> **Aim**
Rewrite the lines from the one containing "no-cell[interactable]: 13 [264,460,293,484]" through the one containing "no-cell[interactable]: 2 [264,254,293,273]", swapping "manual-value-cell" for "input-value-cell" and leaving everything else as it is.

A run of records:
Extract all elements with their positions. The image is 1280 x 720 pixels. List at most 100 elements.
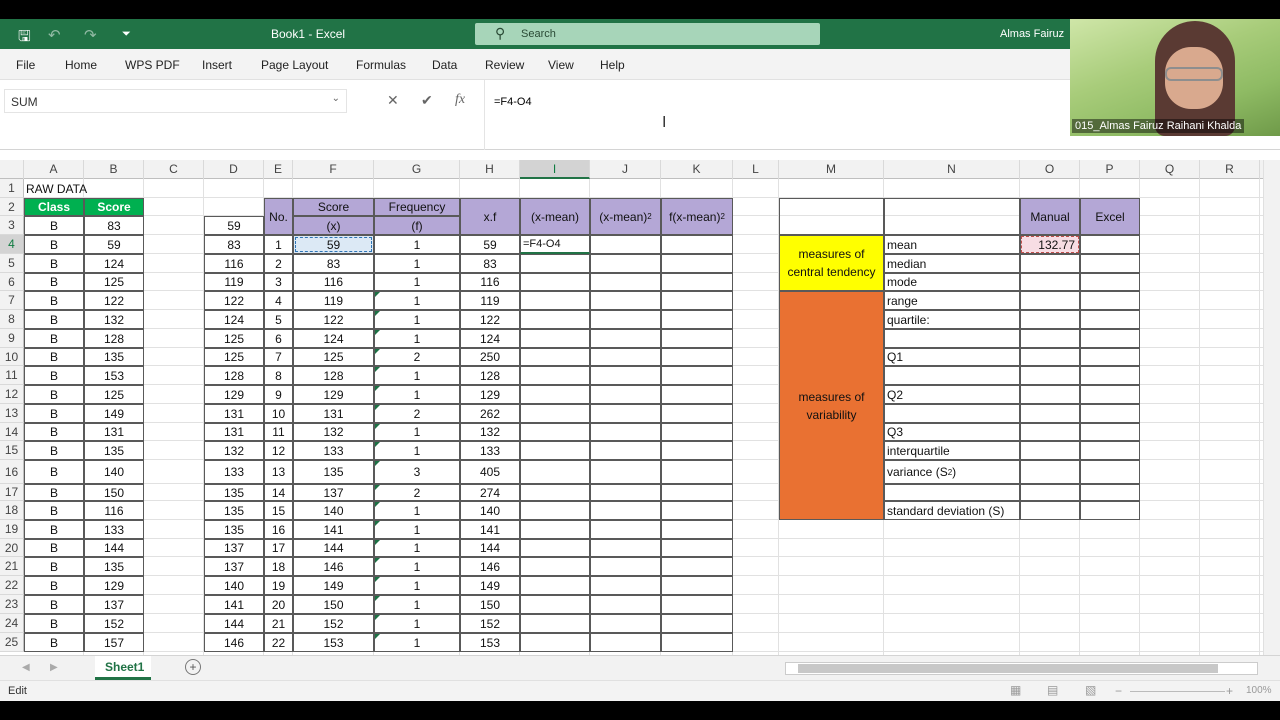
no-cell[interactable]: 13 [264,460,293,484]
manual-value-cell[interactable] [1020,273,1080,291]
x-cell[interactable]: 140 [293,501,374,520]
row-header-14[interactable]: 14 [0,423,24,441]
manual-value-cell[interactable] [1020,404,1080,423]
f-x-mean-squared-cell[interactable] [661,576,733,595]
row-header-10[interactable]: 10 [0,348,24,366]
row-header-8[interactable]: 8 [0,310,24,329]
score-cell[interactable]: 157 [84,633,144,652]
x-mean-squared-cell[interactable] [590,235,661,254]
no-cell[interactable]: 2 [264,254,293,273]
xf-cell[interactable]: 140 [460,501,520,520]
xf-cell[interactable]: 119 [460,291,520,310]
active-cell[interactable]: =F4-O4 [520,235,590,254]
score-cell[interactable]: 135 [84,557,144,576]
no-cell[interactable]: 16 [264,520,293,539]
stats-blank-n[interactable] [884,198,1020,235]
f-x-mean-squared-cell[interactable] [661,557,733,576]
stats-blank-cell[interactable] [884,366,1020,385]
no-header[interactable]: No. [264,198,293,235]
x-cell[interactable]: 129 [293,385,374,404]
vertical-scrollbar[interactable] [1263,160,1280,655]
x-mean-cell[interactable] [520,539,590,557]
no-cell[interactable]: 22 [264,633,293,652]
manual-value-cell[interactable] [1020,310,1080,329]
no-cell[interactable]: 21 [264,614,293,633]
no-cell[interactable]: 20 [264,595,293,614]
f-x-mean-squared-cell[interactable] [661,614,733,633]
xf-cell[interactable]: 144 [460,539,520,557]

> **In response**
no-cell[interactable]: 13 [264,460,293,484]
input-value-cell[interactable] [1020,273,1080,291]
x-cell[interactable]: 140 [293,501,374,520]
row-header-14[interactable]: 14 [0,423,24,441]
input-value-cell[interactable] [1020,404,1080,423]
f-x-mean-squared-cell[interactable] [661,576,733,595]
row-header-10[interactable]: 10 [0,348,24,366]
row-header-8[interactable]: 8 [0,310,24,329]
score-cell[interactable]: 157 [84,633,144,652]
x-mean-squared-cell[interactable] [590,235,661,254]
no-cell[interactable]: 2 [264,254,293,273]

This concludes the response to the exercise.